_Dataset excerpts_
****************

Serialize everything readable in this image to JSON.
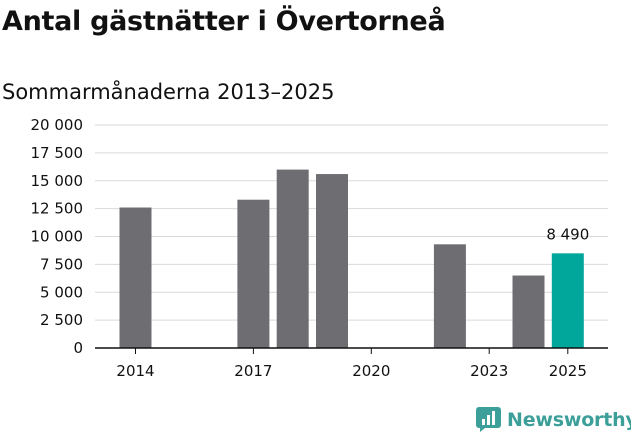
{
  "chart_data": {
    "type": "bar",
    "title": "Antal gästnätter i Övertorneå",
    "subtitle": "Sommarmånaderna 2013–2025",
    "x": [
      2013,
      2014,
      2015,
      2016,
      2017,
      2018,
      2019,
      2020,
      2021,
      2022,
      2023,
      2024,
      2025
    ],
    "values": [
      null,
      12600,
      null,
      null,
      13300,
      16000,
      15600,
      null,
      null,
      9300,
      null,
      6500,
      8490
    ],
    "xticks": [
      "2014",
      "2017",
      "2020",
      "2023",
      "2025"
    ],
    "yticks": [
      "0",
      "2 500",
      "5 000",
      "7 500",
      "10 000",
      "12 500",
      "15 000",
      "17 500",
      "20 000"
    ],
    "ylim": [
      0,
      20000
    ],
    "grid": true,
    "highlight": {
      "x": 2025,
      "label": "8 490"
    },
    "colors": {
      "bar": "#6e6d72",
      "highlight": "#00a79a",
      "grid": "#d9d9d9",
      "axis": "#111111"
    }
  },
  "branding": {
    "name": "Newsworthy",
    "icon": "newsworthy-logo-icon",
    "color": "#3c9f99"
  }
}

****************

_Task brief_
Reproduce the full material exactly, excluding the pictures.

_Response to the exercise_
Serialize everything readable in this image to JSON.
{
  "chart_data": {
    "type": "bar",
    "title": "Antal gästnätter i Övertorneå",
    "subtitle": "Sommarmånaderna 2013–2025",
    "x": [
      2013,
      2014,
      2015,
      2016,
      2017,
      2018,
      2019,
      2020,
      2021,
      2022,
      2023,
      2024,
      2025
    ],
    "values": [
      null,
      12600,
      null,
      null,
      13300,
      16000,
      15600,
      null,
      null,
      9300,
      null,
      6500,
      8490
    ],
    "xticks": [
      "2014",
      "2017",
      "2020",
      "2023",
      "2025"
    ],
    "yticks": [
      "0",
      "2 500",
      "5 000",
      "7 500",
      "10 000",
      "12 500",
      "15 000",
      "17 500",
      "20 000"
    ],
    "ylim": [
      0,
      20000
    ],
    "grid": true,
    "highlight": {
      "x": 2025,
      "label": "8 490"
    },
    "colors": {
      "bar": "#6e6d72",
      "highlight": "#00a79a",
      "grid": "#d9d9d9",
      "axis": "#111111"
    }
  },
  "branding": {
    "name": "Newsworthy",
    "icon": "newsworthy-logo-icon",
    "color": "#3c9f99"
  }
}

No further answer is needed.